Data items
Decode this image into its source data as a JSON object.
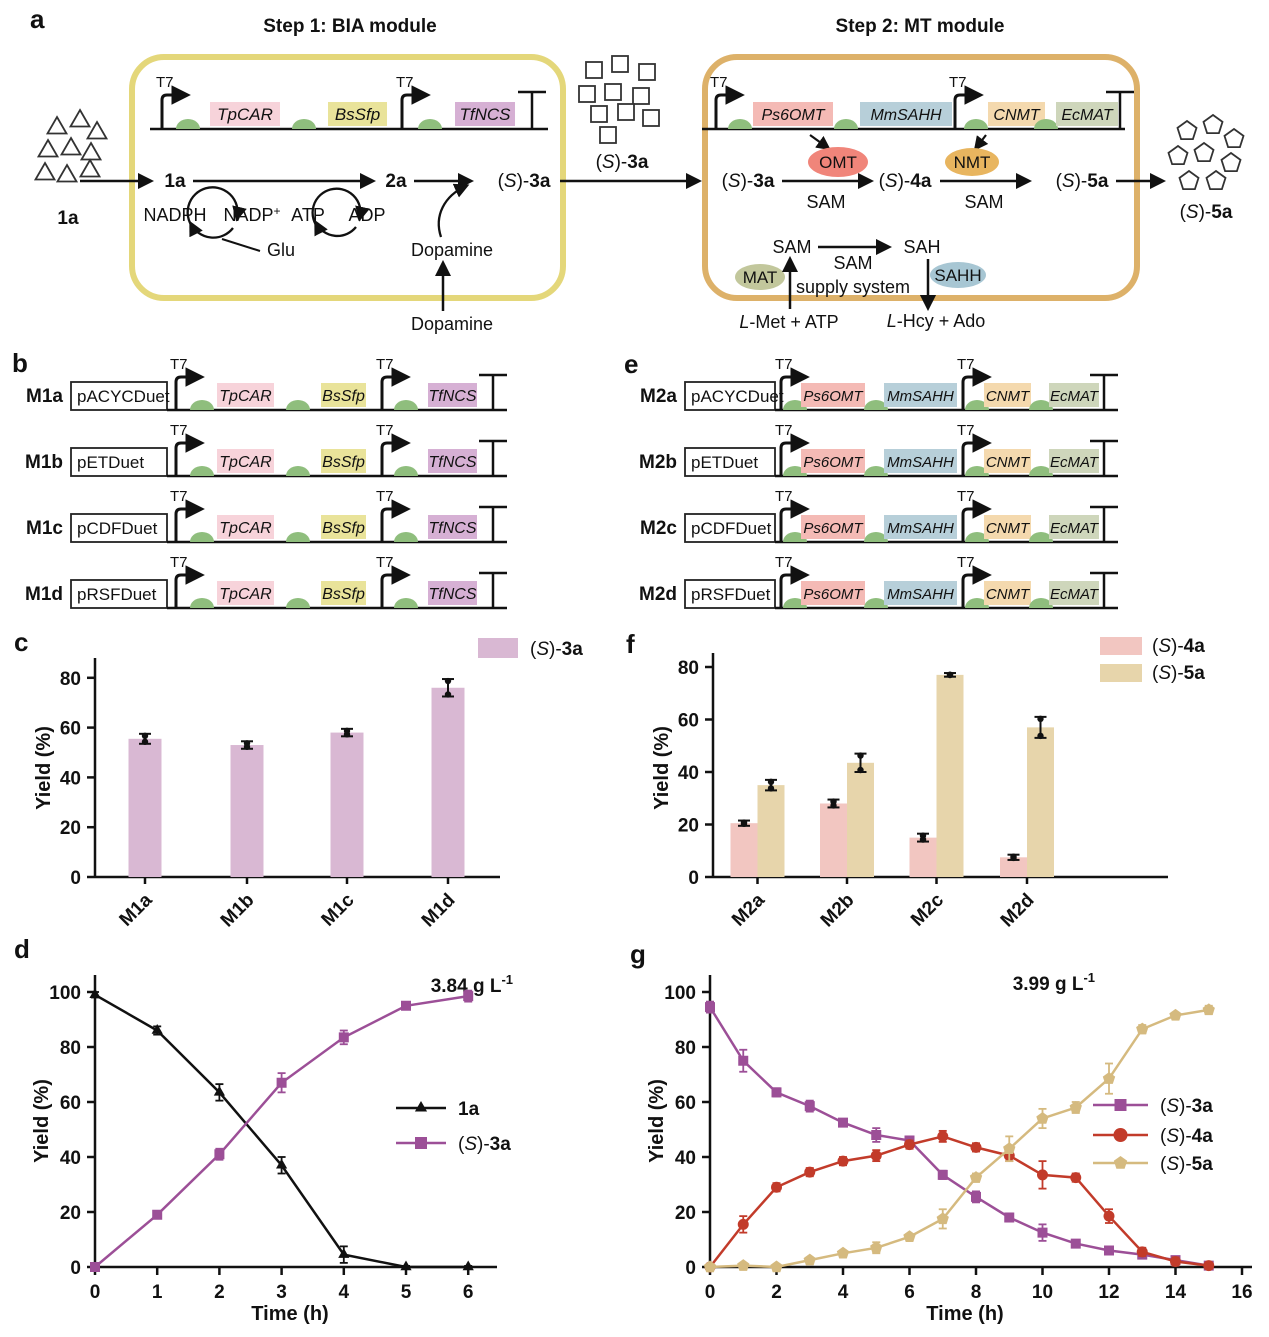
{
  "figure": {
    "panel_labels": {
      "a": "a",
      "b": "b",
      "c": "c",
      "d": "d",
      "e": "e",
      "f": "f",
      "g": "g"
    }
  },
  "colors": {
    "ink": "#111111",
    "bia_box_border": "#e4d77a",
    "mt_box_border": "#ddb169",
    "rbs_green": "#8fbe7d",
    "omt_ellipse": "#f0857a",
    "nmt_ellipse": "#e8b55f",
    "mat_ellipse": "#c2c79c",
    "sahh_ellipse": "#a7c6d3",
    "bar_c": "#d9b8d3",
    "bar_f_4a": "#f2c6c1",
    "bar_f_5a": "#e7d5ab",
    "line_purple": "#9c4f97",
    "line_red": "#c23b2a",
    "line_tan": "#d5ba7f",
    "line_black": "#111111"
  },
  "panel_a": {
    "step1_title": "Step 1: BIA module",
    "step2_title": "Step 2: MT module",
    "promoter_label": "T7",
    "bia_genes": [
      {
        "name": "TpCAR",
        "color": "#f7d3da"
      },
      {
        "name": "BsSfp",
        "color": "#e9e39a"
      },
      {
        "name": "TfNCS",
        "color": "#d6b0d4"
      }
    ],
    "mt_genes": [
      {
        "name": "Ps6OMT",
        "color": "#f4bab5"
      },
      {
        "name": "MmSAHH",
        "color": "#b7cfd9"
      },
      {
        "name": "CNMT",
        "color": "#f4d9ae"
      },
      {
        "name": "EcMAT",
        "color": "#ced6bb"
      }
    ],
    "substrate_label": "1a",
    "intermediate_label": "(S)-3a",
    "product_label": "(S)-5a",
    "bia_pathway": {
      "m1": "1a",
      "m2": "2a",
      "m3": "(S)-3a",
      "cof1": "NADPH",
      "cof2": "NADP",
      "cof2_sup": "+",
      "cof3": "ATP",
      "cof4": "ADP",
      "glu": "Glu",
      "dopamine_inner": "Dopamine",
      "dopamine_outer": "Dopamine"
    },
    "mt_pathway": {
      "m1": "(S)-3a",
      "m2": "(S)-4a",
      "m3": "(S)-5a",
      "omt": "OMT",
      "nmt": "NMT",
      "sam1": "SAM",
      "sam2": "SAM",
      "sam_left": "SAM",
      "sah_right": "SAH",
      "supply1": "SAM",
      "supply2": "supply system",
      "mat": "MAT",
      "sahh": "SAHH",
      "lmet": "L-Met + ATP",
      "lhcy": "L-Hcy + Ado"
    }
  },
  "panel_b": {
    "rows": [
      {
        "name": "M1a",
        "vector": "pACYCDuet"
      },
      {
        "name": "M1b",
        "vector": "pETDuet"
      },
      {
        "name": "M1c",
        "vector": "pCDFDuet"
      },
      {
        "name": "M1d",
        "vector": "pRSFDuet"
      }
    ]
  },
  "panel_e": {
    "rows": [
      {
        "name": "M2a",
        "vector": "pACYCDuet"
      },
      {
        "name": "M2b",
        "vector": "pETDuet"
      },
      {
        "name": "M2c",
        "vector": "pCDFDuet"
      },
      {
        "name": "M2d",
        "vector": "pRSFDuet"
      }
    ]
  },
  "chart_data": [
    {
      "id": "c",
      "type": "bar",
      "title": "",
      "xlabel": "",
      "ylabel": "Yield (%)",
      "ylim": [
        0,
        88
      ],
      "yticks": [
        0,
        20,
        40,
        60,
        80
      ],
      "categories": [
        "M1a",
        "M1b",
        "M1c",
        "M1d"
      ],
      "series": [
        {
          "name": "(S)-3a",
          "color": "#d9b8d3",
          "values": [
            55.5,
            53,
            58,
            76
          ],
          "errors": [
            2,
            1.5,
            1.5,
            3.5
          ]
        }
      ],
      "legend_position": "top-right",
      "grid": false
    },
    {
      "id": "f",
      "type": "bar",
      "title": "",
      "xlabel": "",
      "ylabel": "Yield (%)",
      "ylim": [
        0,
        85
      ],
      "yticks": [
        0,
        20,
        40,
        60,
        80
      ],
      "categories": [
        "M2a",
        "M2b",
        "M2c",
        "M2d"
      ],
      "series": [
        {
          "name": "(S)-4a",
          "color": "#f2c6c1",
          "values": [
            20.5,
            28,
            15,
            7.5
          ],
          "errors": [
            1,
            1.5,
            1.5,
            1
          ]
        },
        {
          "name": "(S)-5a",
          "color": "#e7d5ab",
          "values": [
            35,
            43.5,
            77,
            57
          ],
          "errors": [
            2,
            3.5,
            0.7,
            4
          ]
        }
      ],
      "legend_position": "top-right",
      "grid": false
    },
    {
      "id": "d",
      "type": "line",
      "title": "",
      "xlabel": "Time (h)",
      "ylabel": "Yield (%)",
      "xlim": [
        0,
        6.45
      ],
      "ylim": [
        0,
        106
      ],
      "xticks": [
        0,
        1,
        2,
        3,
        4,
        5,
        6
      ],
      "yticks": [
        0,
        20,
        40,
        60,
        80,
        100
      ],
      "annotation": {
        "text": "3.84 g L",
        "sup": "-1"
      },
      "x": [
        0,
        1,
        2,
        3,
        4,
        5,
        6
      ],
      "series": [
        {
          "name": "1a",
          "color": "#111111",
          "marker": "triangle",
          "values": [
            99,
            86,
            63.5,
            37,
            4.5,
            0,
            0
          ],
          "errors": [
            1,
            1.5,
            3,
            3,
            3,
            0.4,
            0.4
          ]
        },
        {
          "name": "(S)-3a",
          "color": "#9c4f97",
          "marker": "square",
          "values": [
            0,
            19,
            41,
            67,
            83.5,
            95,
            98.5
          ],
          "errors": [
            0.5,
            1,
            2,
            3.5,
            2.5,
            1,
            2
          ]
        }
      ],
      "legend_position": "center-right",
      "grid": false
    },
    {
      "id": "g",
      "type": "line",
      "title": "",
      "xlabel": "Time (h)",
      "ylabel": "Yield (%)",
      "xlim": [
        0,
        16.3
      ],
      "ylim": [
        0,
        106
      ],
      "xticks": [
        0,
        2,
        4,
        6,
        8,
        10,
        12,
        14,
        16
      ],
      "yticks": [
        0,
        20,
        40,
        60,
        80,
        100
      ],
      "annotation": {
        "text": "3.99 g L",
        "sup": "-1"
      },
      "x": [
        0,
        1,
        2,
        3,
        4,
        5,
        6,
        7,
        8,
        9,
        10,
        11,
        12,
        13,
        14,
        15
      ],
      "series": [
        {
          "name": "(S)-3a",
          "color": "#9c4f97",
          "marker": "square",
          "values": [
            94.5,
            75,
            63.5,
            58.5,
            52.5,
            48,
            46,
            33.5,
            25.5,
            18,
            12.5,
            8.5,
            6,
            4.5,
            2.5,
            0.5
          ],
          "errors": [
            2,
            4,
            1.5,
            2,
            1,
            2.5,
            1.5,
            1.5,
            2,
            1.5,
            3,
            1,
            1,
            1,
            1,
            0.4
          ]
        },
        {
          "name": "(S)-4a",
          "color": "#c23b2a",
          "marker": "circle",
          "values": [
            0,
            15.5,
            29,
            34.5,
            38.5,
            40.5,
            44.5,
            47.5,
            43.5,
            40.5,
            33.5,
            32.5,
            18.5,
            5.5,
            2,
            0.5
          ],
          "errors": [
            0.3,
            3,
            1.5,
            1.5,
            1.5,
            2,
            1.5,
            2,
            1.5,
            2,
            5,
            1.5,
            2.5,
            1.5,
            1.5,
            0.4
          ]
        },
        {
          "name": "(S)-5a",
          "color": "#d5ba7f",
          "marker": "pentagon",
          "values": [
            0,
            0.5,
            0,
            2.5,
            5,
            7,
            11,
            17.5,
            32.5,
            43,
            54,
            58,
            68.5,
            86.5,
            91.5,
            93.5
          ],
          "errors": [
            0.2,
            0.4,
            0.4,
            1,
            1,
            2,
            1,
            3.5,
            1.5,
            4.5,
            3.5,
            2,
            5.5,
            1.5,
            1,
            1.5
          ]
        }
      ],
      "legend_position": "center-right",
      "grid": false
    }
  ]
}
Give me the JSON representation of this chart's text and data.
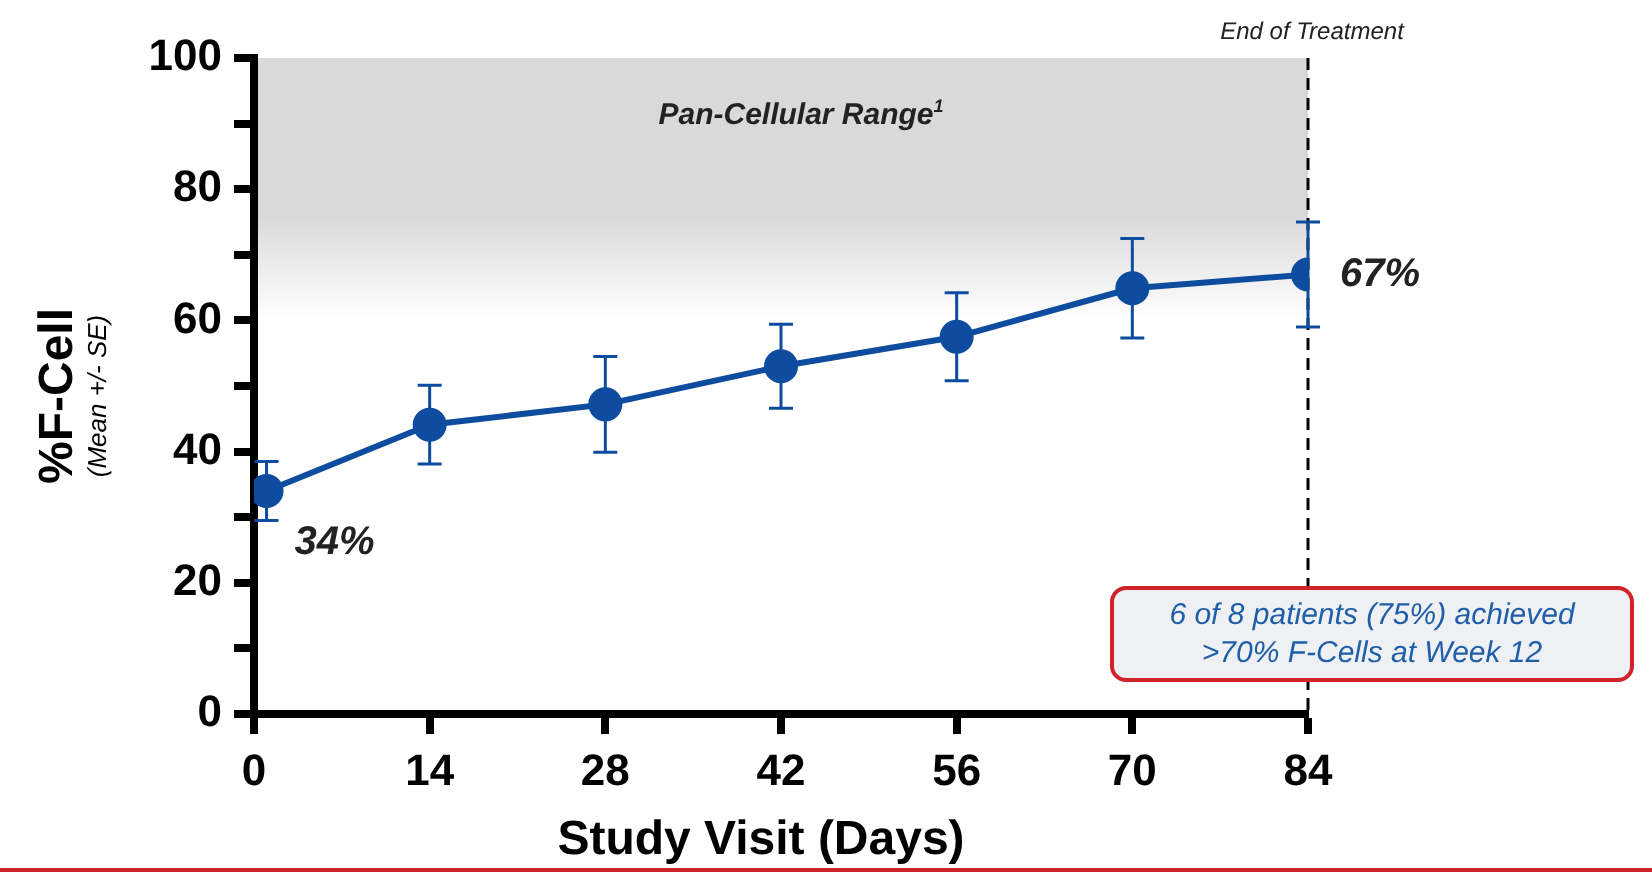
{
  "chart_data": {
    "type": "line",
    "xlabel": "Study Visit (Days)",
    "ylabel": "%F-Cell",
    "x": [
      1,
      14,
      28,
      42,
      56,
      70,
      84
    ],
    "series": [
      {
        "color": "#0d4c9e",
        "values": [
          34,
          44.1,
          47.2,
          53,
          57.5,
          64.9,
          67
        ],
        "errors": [
          4.5,
          6,
          7.3,
          6.4,
          6.7,
          7.6,
          8
        ],
        "value_labels": [
          "34%",
          null,
          null,
          null,
          null,
          null,
          "67%"
        ]
      }
    ],
    "xlim": [
      0,
      84
    ],
    "xticks": [
      0,
      14,
      28,
      42,
      56,
      70,
      84
    ],
    "ylim": [
      0,
      100
    ],
    "yticks": [
      0,
      {
        "value": 10,
        "label": null
      },
      20,
      {
        "value": 30,
        "label": null
      },
      40,
      {
        "value": 50,
        "label": null
      },
      60,
      {
        "value": 70,
        "label": null
      },
      80,
      {
        "value": 90,
        "label": null
      },
      100
    ],
    "grid": false,
    "legend": false,
    "marker": "circle",
    "line_style": "solid",
    "bands": [
      {
        "axis": "y",
        "from": 60,
        "to": 100,
        "label": "Pan-Cellular Range$^{1}$",
        "color": "#d9d9d9"
      }
    ],
    "ref_lines": [
      {
        "axis": "x",
        "value": 84,
        "label": "End of Treatment",
        "color": "#000000",
        "line_style": "dashed"
      }
    ],
    "annotations": [
      "(Mean +/- SE)",
      "6 of 8 patients (75%) achieved >70% F-Cells at Week 12"
    ]
  }
}
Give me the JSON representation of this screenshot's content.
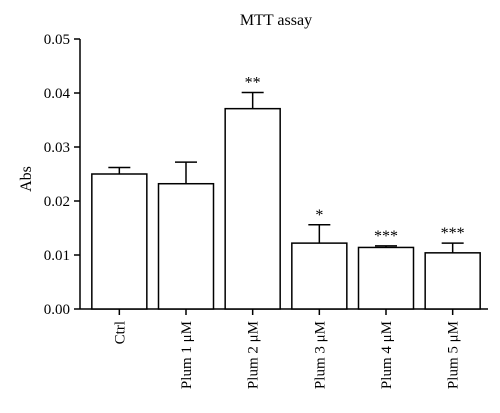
{
  "chart_data": {
    "type": "bar",
    "title": "MTT assay",
    "ylabel": "Abs",
    "xlabel": "",
    "ylim": [
      0,
      0.05
    ],
    "yticks": [
      "0.00",
      "0.01",
      "0.02",
      "0.03",
      "0.04",
      "0.05"
    ],
    "categories": [
      "Ctrl",
      "Plum 1 μM",
      "Plum 2 μM",
      "Plum 3 μM",
      "Plum 4 μM",
      "Plum 5 μM"
    ],
    "values": [
      0.025,
      0.0232,
      0.0371,
      0.0122,
      0.0114,
      0.0104
    ],
    "errors": [
      0.0012,
      0.004,
      0.003,
      0.0034,
      0.0003,
      0.0018
    ],
    "significance": [
      "",
      "",
      "**",
      "*",
      "***",
      "***"
    ],
    "grid": false,
    "legend": "none"
  }
}
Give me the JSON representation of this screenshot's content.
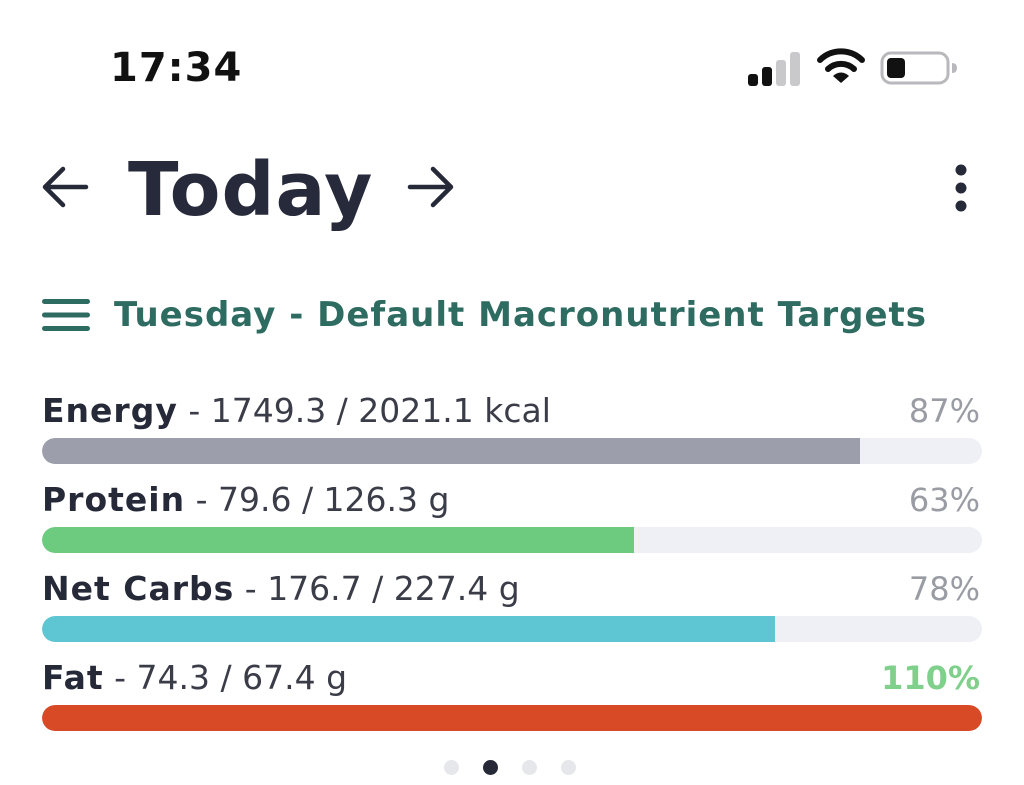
{
  "status_bar": {
    "time": "17:34",
    "signal_icon": "cellular-signal-icon",
    "wifi_icon": "wifi-icon",
    "battery_icon": "battery-low-icon"
  },
  "header": {
    "title": "Today",
    "back_icon": "arrow-left-icon",
    "forward_icon": "arrow-right-icon",
    "more_icon": "vertical-ellipsis-icon"
  },
  "targets": {
    "menu_icon": "hamburger-menu-icon",
    "label": "Tuesday - Default Macronutrient Targets"
  },
  "macros": [
    {
      "name": "Energy",
      "amount": "1749.3 / 2021.1 kcal",
      "percent": "87%",
      "fraction": 0.87,
      "color": "#9c9fab"
    },
    {
      "name": "Protein",
      "amount": "79.6 / 126.3 g",
      "percent": "63%",
      "fraction": 0.63,
      "color": "#6dcb80"
    },
    {
      "name": "Net Carbs",
      "amount": "176.7 / 227.4 g",
      "percent": "78%",
      "fraction": 0.78,
      "color": "#5ec6d3"
    },
    {
      "name": "Fat",
      "amount": "74.3 / 67.4 g",
      "percent": "110%",
      "fraction": 1.1,
      "color": "#d84a26"
    }
  ],
  "pager": {
    "count": 4,
    "active_index": 1
  },
  "colors": {
    "accent": "#2e6b61",
    "over_target": "#7fd08a",
    "track": "#eef0f5"
  }
}
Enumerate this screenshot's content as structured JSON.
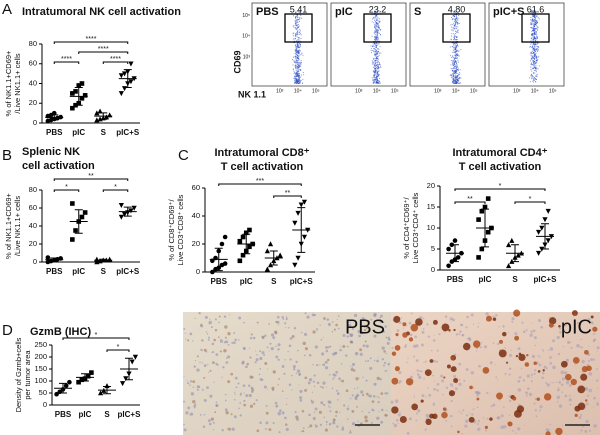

• **Your assignment**
Copy every line of the entries above in which "Dopamine" occurs.

• **Written solution**
      "dopamine_inner": "Dopamine",
      "dopamine_outer": "Dopamine"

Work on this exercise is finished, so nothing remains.